▶ _DIRECTIONS_:
**a)** Reproduce the glossary of bp financial terms from "Underlying production –" to "technical service contract*.".
**b)** According to the glossary of bp financial terms, what is the nearest equivalent measure on an IFRS basis to RC profit or loss for the group?
**c)** Summarize the glossary of bp financial terms in two sentences.

Replacement cost (RC) profit or loss reflects the replacement cost of inventories sold in the period and is calculated as profit or loss attributable to bp shareholders, adjusting for inventory holding gains and losses (net of tax). RC profit or loss for the group is a non-IFRS measure. The nearest equivalent measure on an IFRS basis is profit or loss attributable to bp shareholders.
Refining indicator margin (RIM) is a simple indicator of the weighted average of bp’s crude slate and product yield as deemed representative for each refinery. Actual margins realized by bp may vary due to a variety of factors, including the actual mix of a crude and product for a given quarter.
Technical service contract (TSC) – Technical service contract is an arrangement through which an oil and gas company bears the risks and costs of exploration, development and production. In return, the oil and gas company receives entitlement to variable physical volumes of hydrocarbons, representing recovery of the costs incurred and a profit margin which reflects incremental production added to the oilfield.
Underlying production – 2025 underlying production, when compared with 2024, is production after adjusting for acquisitions and divestments, curtailments, and entitlement impacts in our production-sharing agreements/contracts and technical service contract*.
Underlying RC profit or loss before interest and tax for the operating segments or customers & products businesses is a non-IFRS measure and is calculated as RC profit or loss including profit or loss attributable to non-controlling interests before interest and tax for the operating segments and excluding net adjusting items for the respective operating segment or business. The nearest equivalent measure on an IFRS basis for segments and businesses is RC profit or loss before interest and taxation.
Underlying effective tax rate (ETR) is a non-IFRS measure. The underlying ETR is calculated by dividing taxation on an underlying replacement cost (RC) basis by underlying RC profit or loss before tax. Taxation on an underlying RC basis for the group is calculated as taxation as stated on the group income statement adjusted for taxation on inventory holding gains and losses and total taxation on adjusting items. Information on underlying RC profit or loss is provided below. Taxation on an underlying RC basis presented for the operating segments is calculated through an allocation of taxation on an underlying RC basis to each segment. bp believes it is helpful to disclose the underlying ETR because this measure may help investors to understand and evaluate, in the same manner as management, the underlying trends in bp’s operational performance on a comparable basis, period on period. Taxation on an underlying RC basis and underlying ETR are non-IFRS measures. The nearest equivalent measure on an IFRS basis is the ETR on profit or loss for the period.

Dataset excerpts

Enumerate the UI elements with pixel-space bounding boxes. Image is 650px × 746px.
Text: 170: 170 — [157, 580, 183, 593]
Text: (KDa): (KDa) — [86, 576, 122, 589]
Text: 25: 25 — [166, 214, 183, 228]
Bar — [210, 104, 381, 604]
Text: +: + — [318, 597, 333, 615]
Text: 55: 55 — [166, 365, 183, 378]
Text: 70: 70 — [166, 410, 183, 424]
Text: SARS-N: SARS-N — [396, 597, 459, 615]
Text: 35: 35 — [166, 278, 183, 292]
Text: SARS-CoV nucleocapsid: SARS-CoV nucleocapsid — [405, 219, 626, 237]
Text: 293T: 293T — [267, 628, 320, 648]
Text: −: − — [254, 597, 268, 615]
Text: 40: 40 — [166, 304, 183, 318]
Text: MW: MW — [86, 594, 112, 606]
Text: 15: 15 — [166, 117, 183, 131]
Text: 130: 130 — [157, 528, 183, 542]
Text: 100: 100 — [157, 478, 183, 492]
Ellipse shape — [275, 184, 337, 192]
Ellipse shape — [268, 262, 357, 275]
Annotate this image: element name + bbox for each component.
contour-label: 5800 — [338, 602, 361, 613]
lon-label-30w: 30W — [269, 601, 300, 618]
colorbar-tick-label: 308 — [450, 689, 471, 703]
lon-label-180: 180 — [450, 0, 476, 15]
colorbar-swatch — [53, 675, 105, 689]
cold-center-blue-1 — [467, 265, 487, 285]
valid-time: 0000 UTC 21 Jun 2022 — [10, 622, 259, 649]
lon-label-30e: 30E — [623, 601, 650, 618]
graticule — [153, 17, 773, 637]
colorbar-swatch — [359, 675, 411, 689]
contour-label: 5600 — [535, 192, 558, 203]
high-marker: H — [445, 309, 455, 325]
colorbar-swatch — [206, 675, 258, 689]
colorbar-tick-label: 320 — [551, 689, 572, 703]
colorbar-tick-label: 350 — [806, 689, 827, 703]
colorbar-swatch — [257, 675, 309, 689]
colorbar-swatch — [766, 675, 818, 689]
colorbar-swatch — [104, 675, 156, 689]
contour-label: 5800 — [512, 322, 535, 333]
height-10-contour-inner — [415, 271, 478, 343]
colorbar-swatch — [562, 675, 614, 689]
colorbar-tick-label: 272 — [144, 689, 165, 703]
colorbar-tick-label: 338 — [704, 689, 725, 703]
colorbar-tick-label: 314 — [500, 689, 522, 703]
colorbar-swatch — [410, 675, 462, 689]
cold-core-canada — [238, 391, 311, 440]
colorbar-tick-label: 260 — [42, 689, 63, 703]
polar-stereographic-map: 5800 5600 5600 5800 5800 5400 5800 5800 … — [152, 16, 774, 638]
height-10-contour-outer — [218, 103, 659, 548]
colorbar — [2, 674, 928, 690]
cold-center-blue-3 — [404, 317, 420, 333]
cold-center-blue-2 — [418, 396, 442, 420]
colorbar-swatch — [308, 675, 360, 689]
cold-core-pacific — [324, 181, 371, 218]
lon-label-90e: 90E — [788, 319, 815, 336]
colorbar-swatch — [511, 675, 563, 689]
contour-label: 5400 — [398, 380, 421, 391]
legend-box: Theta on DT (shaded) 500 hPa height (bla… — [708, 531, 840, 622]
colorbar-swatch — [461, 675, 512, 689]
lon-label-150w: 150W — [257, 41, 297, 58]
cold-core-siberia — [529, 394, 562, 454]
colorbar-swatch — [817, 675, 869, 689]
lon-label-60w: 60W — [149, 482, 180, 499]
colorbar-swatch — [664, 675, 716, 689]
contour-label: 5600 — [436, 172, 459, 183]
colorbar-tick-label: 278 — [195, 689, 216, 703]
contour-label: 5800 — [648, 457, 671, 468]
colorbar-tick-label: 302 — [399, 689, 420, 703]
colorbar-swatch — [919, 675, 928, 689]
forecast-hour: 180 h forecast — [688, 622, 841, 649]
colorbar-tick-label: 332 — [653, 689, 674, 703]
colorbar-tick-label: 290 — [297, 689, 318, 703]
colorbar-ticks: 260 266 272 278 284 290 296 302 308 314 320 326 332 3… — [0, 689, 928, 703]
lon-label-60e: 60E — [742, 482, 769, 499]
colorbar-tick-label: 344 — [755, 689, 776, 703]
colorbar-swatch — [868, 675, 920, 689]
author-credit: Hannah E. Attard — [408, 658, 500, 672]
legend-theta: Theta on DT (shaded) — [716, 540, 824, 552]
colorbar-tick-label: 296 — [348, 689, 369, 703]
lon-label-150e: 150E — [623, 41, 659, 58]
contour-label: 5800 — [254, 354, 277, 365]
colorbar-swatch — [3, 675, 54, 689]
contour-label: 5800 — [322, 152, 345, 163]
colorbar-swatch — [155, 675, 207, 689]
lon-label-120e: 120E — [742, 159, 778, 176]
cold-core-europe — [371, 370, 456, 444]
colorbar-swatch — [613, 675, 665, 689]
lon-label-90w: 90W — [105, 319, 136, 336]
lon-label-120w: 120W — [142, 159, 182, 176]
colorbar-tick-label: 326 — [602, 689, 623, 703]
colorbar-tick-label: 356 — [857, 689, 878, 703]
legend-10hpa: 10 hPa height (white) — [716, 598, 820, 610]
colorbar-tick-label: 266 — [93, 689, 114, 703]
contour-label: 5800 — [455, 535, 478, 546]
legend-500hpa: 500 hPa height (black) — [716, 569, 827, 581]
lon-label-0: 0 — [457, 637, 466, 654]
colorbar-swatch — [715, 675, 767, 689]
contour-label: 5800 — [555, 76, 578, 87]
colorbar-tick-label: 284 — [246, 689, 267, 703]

▶ _RESPONSES BY TASK_:
**a)**
Underlying production – 2025 underlying production, when compared with 2024, is production after adjusting for acquisitions and divestments, curtailments, and entitlement impacts in our production-sharing agreements/contracts and technical service contract*.

**b)** Profit or loss attributable to bp shareholders.

**c)** The glossary defines several bp performance terms, including replacement cost profit or loss, the refining indicator margin, technical service contracts and underlying production. It states that RC profit or loss, underlying RC profit or loss before interest and tax, and the underlying effective tax rate are non-IFRS measures, and it names the nearest IFRS equivalent for each.